§ The task:
Select from the records below every line that has the word "DeltaE" in it.
[Records to use start]
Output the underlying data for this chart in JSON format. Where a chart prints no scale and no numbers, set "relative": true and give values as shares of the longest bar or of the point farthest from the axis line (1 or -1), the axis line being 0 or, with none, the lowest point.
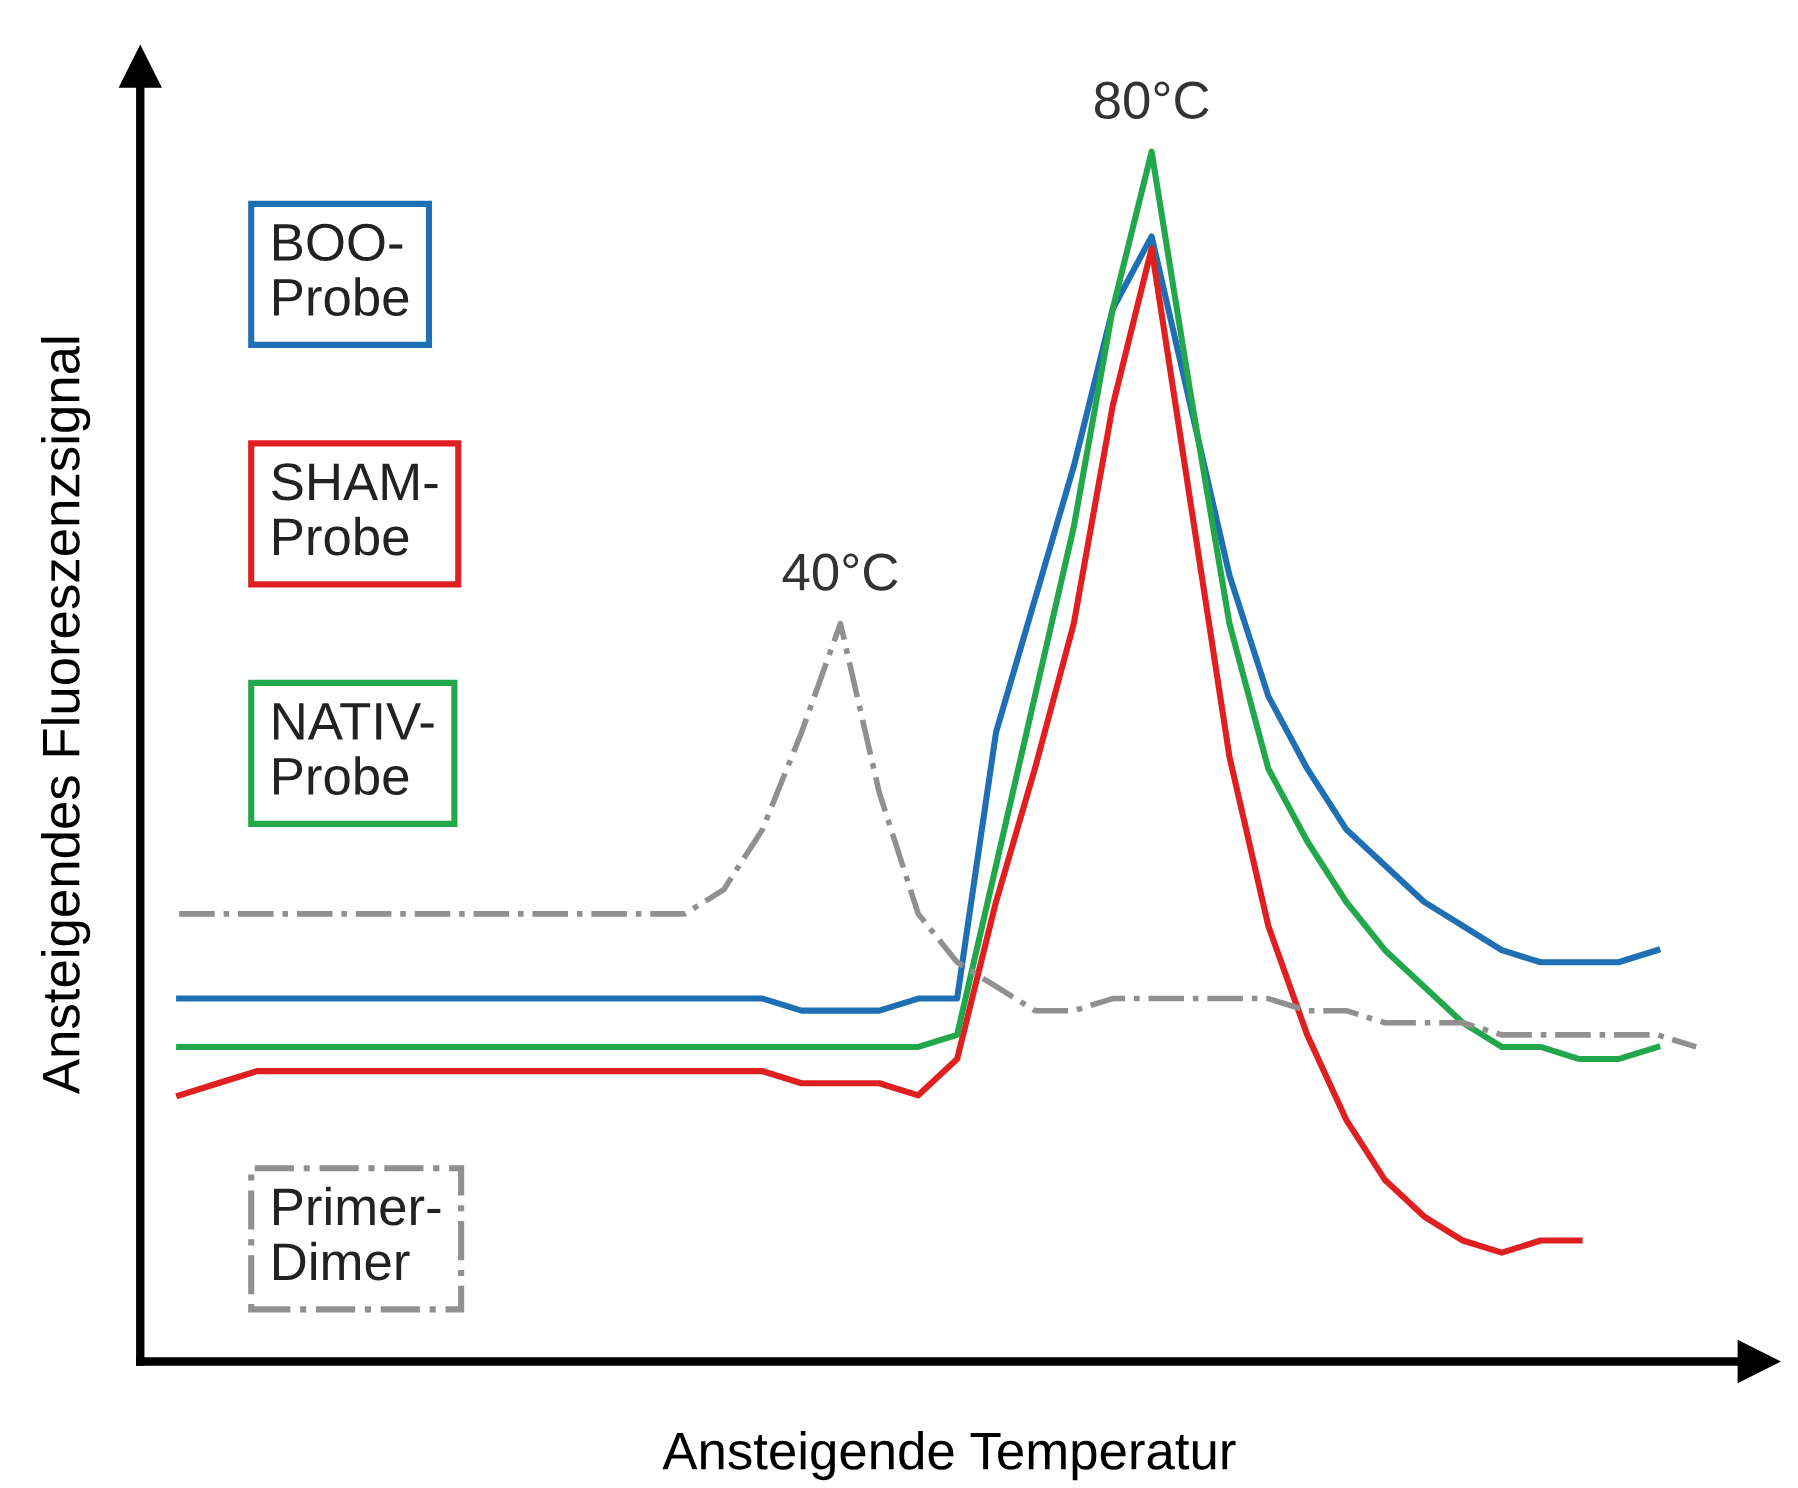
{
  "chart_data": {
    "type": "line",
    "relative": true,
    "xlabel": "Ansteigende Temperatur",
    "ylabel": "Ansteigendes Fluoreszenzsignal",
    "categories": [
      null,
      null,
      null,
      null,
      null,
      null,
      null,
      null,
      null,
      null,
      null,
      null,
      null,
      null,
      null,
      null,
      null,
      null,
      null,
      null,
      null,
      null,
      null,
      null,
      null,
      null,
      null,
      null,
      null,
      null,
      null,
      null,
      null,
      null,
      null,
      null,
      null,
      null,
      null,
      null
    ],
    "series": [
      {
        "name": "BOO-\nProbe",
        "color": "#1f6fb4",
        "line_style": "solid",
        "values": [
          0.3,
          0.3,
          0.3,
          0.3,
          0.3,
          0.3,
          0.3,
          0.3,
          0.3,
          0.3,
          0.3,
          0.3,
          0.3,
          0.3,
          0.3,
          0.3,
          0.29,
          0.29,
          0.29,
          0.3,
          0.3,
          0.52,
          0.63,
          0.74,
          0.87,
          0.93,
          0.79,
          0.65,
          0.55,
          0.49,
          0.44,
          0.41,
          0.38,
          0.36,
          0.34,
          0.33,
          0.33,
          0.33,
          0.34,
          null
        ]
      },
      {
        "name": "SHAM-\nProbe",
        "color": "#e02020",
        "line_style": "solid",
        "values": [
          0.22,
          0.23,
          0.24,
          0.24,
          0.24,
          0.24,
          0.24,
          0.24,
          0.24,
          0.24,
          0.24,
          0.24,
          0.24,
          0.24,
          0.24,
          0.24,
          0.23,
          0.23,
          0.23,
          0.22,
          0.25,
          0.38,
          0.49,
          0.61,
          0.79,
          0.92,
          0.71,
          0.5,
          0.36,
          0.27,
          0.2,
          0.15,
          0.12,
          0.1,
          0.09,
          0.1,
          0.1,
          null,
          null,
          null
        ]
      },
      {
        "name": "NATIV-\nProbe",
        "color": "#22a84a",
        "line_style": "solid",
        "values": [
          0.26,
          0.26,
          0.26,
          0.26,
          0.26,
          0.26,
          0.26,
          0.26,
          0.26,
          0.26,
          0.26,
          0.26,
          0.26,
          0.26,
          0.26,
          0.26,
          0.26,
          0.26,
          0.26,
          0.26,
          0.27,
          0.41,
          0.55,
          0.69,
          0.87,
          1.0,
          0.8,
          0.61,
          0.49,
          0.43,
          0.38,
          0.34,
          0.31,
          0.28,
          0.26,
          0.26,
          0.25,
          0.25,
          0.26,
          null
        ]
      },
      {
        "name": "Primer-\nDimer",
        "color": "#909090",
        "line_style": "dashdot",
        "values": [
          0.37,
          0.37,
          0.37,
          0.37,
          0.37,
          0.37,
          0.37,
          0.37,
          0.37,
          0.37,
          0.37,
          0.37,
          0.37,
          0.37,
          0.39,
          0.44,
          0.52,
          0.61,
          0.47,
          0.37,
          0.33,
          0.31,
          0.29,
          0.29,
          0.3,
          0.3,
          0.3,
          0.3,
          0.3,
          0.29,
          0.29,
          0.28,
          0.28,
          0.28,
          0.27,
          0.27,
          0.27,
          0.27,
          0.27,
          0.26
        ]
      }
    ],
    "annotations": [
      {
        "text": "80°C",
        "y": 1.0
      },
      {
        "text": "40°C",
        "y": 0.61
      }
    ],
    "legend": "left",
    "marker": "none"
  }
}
[Records to use end]
[Records to use start]
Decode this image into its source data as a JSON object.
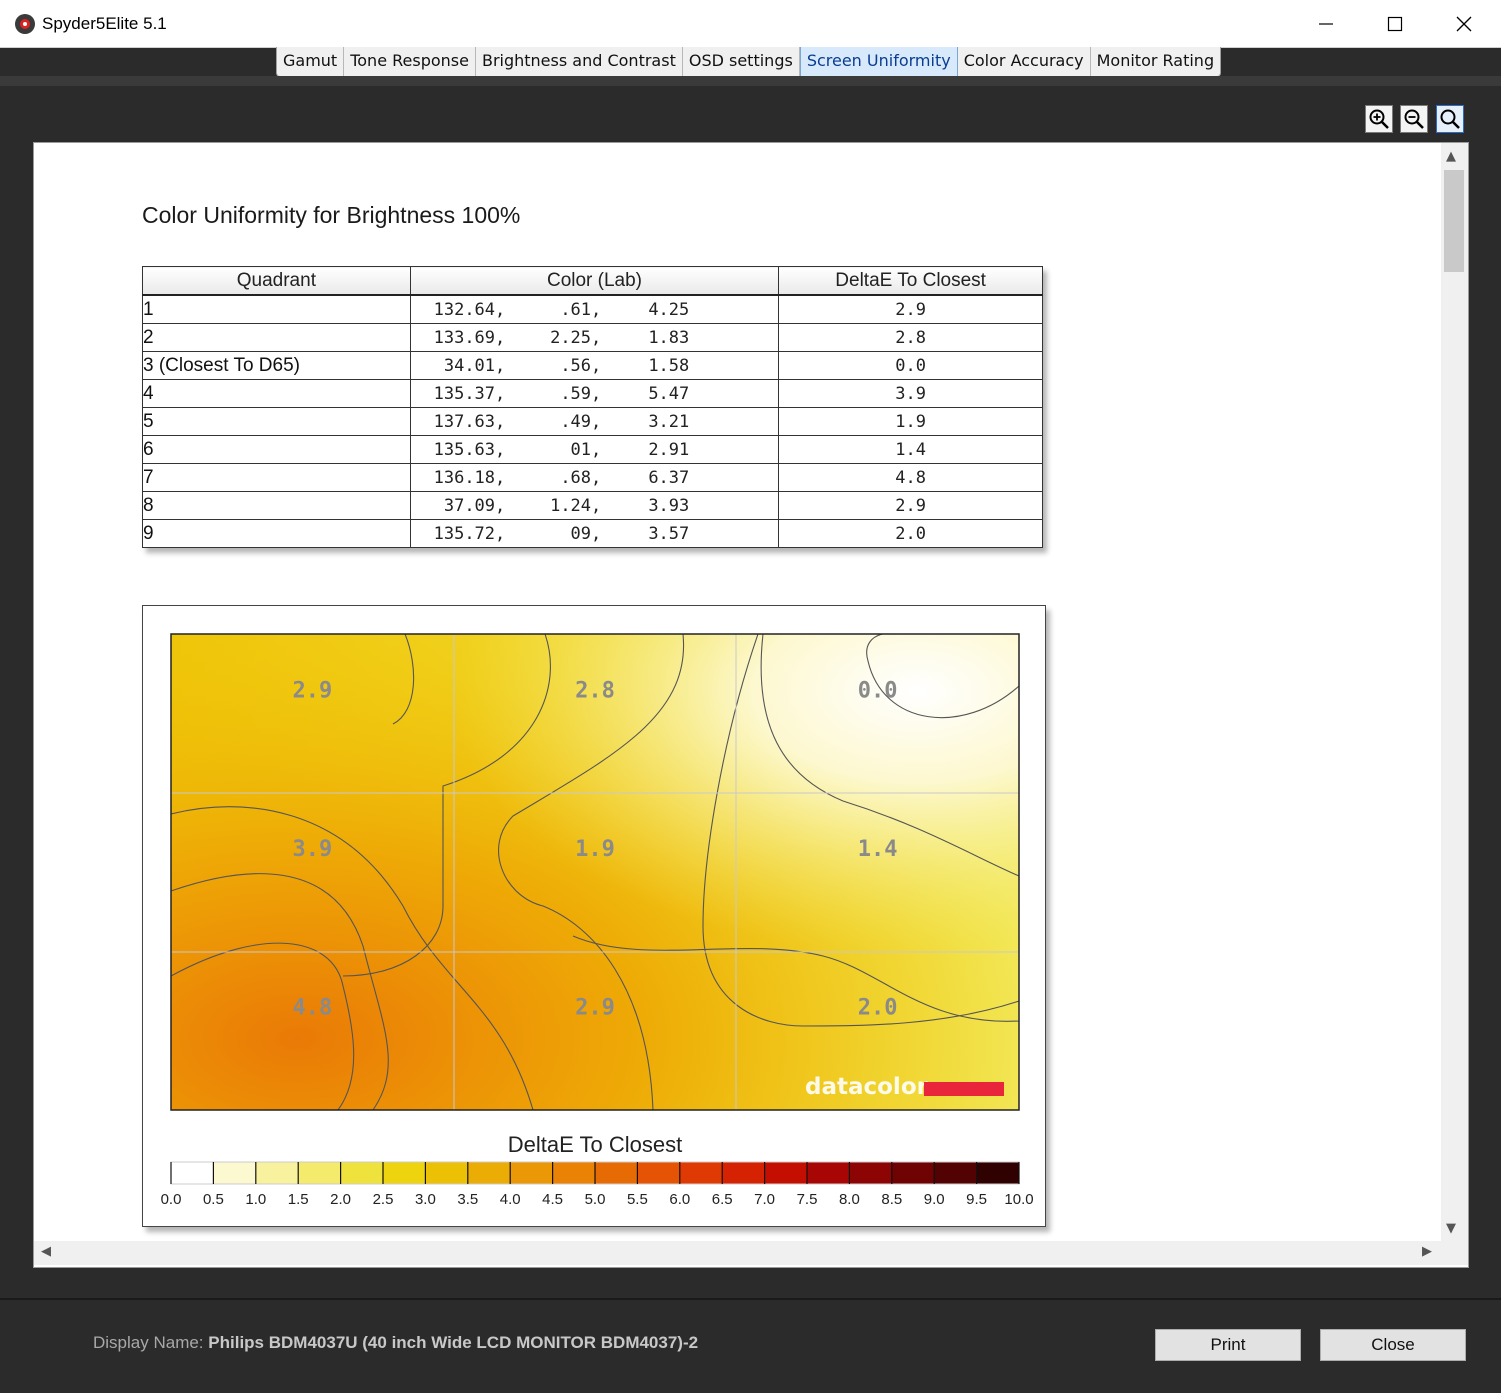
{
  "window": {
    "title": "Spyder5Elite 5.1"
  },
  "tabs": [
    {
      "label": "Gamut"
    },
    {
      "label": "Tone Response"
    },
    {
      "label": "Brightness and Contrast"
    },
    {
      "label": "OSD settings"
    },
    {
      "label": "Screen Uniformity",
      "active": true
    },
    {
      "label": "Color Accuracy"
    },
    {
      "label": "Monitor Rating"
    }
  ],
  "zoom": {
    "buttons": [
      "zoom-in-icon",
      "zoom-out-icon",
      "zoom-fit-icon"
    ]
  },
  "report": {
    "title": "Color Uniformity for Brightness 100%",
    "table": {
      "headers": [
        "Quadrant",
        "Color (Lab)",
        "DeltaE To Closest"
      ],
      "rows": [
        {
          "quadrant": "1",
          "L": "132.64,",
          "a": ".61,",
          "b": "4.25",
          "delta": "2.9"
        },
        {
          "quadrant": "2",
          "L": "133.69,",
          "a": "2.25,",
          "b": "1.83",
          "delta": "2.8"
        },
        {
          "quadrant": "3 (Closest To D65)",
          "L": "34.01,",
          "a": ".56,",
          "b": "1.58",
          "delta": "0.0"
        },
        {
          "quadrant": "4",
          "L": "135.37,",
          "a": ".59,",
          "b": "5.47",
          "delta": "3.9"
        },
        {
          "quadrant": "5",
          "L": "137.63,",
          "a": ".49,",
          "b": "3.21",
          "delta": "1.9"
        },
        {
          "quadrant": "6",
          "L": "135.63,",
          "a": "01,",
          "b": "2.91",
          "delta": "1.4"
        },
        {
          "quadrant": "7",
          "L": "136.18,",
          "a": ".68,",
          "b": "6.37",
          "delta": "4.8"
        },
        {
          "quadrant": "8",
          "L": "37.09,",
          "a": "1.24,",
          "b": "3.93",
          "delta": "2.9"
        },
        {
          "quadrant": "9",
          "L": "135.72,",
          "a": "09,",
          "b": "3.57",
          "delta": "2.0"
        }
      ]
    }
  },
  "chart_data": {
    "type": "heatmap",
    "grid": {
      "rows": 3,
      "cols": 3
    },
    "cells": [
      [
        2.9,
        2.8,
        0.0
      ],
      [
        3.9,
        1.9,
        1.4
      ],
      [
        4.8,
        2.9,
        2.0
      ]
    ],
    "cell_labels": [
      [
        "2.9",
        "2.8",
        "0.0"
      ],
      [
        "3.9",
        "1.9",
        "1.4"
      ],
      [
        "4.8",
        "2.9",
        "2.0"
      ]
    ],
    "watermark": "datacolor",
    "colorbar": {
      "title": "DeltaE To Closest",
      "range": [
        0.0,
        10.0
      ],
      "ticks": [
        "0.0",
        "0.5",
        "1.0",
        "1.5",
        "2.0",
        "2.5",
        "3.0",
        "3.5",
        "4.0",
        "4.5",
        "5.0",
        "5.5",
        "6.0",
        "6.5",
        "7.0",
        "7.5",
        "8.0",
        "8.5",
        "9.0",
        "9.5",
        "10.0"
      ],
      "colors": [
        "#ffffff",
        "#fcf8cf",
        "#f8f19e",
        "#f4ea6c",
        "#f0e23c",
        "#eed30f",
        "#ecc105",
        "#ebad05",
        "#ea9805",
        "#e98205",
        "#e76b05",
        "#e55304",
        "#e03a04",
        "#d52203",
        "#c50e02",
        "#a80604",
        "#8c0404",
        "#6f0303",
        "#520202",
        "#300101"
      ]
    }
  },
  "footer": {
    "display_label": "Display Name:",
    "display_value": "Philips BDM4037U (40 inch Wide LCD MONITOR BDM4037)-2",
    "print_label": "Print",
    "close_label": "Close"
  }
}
[Records to use end]
§ The solution:
        "DeltaE To Closest"
      "title": "DeltaE To Closest",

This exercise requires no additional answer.